> _Problem requirements_: Every record below should be written out exactly; pictures stay out.

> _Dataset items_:
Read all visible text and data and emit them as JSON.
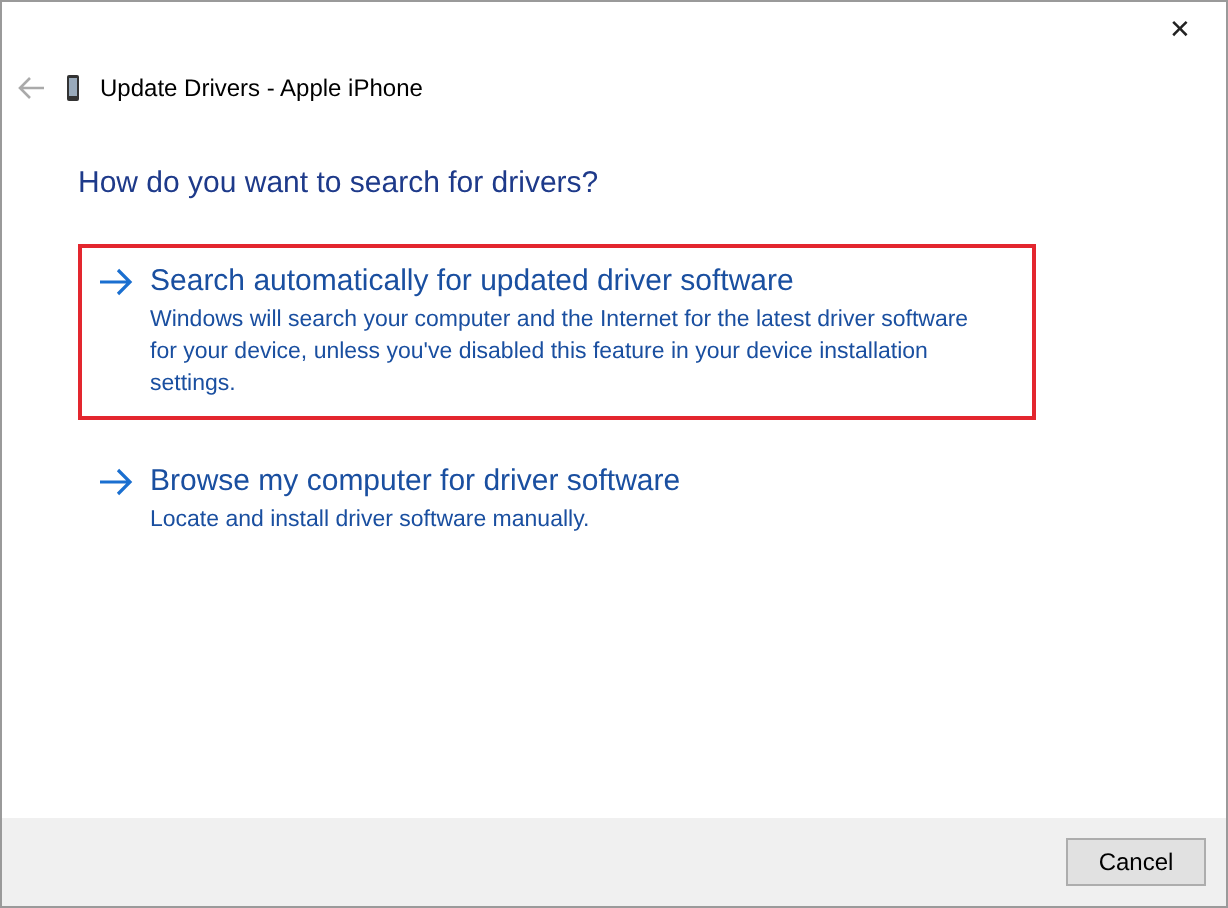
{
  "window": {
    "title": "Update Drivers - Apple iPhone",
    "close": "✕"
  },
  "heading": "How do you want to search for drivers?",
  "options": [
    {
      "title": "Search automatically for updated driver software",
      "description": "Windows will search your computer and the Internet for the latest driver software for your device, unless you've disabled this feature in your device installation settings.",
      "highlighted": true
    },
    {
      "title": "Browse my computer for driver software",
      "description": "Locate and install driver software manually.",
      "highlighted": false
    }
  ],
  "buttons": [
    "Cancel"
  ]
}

> _Worked solution_:
Read all visible text and data and emit them as JSON.
{
  "window": {
    "title": "Update Drivers - Apple iPhone",
    "close": "✕"
  },
  "heading": "How do you want to search for drivers?",
  "options": [
    {
      "title": "Search automatically for updated driver software",
      "description": "Windows will search your computer and the Internet for the latest driver software for your device, unless you've disabled this feature in your device installation settings.",
      "highlighted": true
    },
    {
      "title": "Browse my computer for driver software",
      "description": "Locate and install driver software manually.",
      "highlighted": false
    }
  ],
  "buttons": [
    "Cancel"
  ]
}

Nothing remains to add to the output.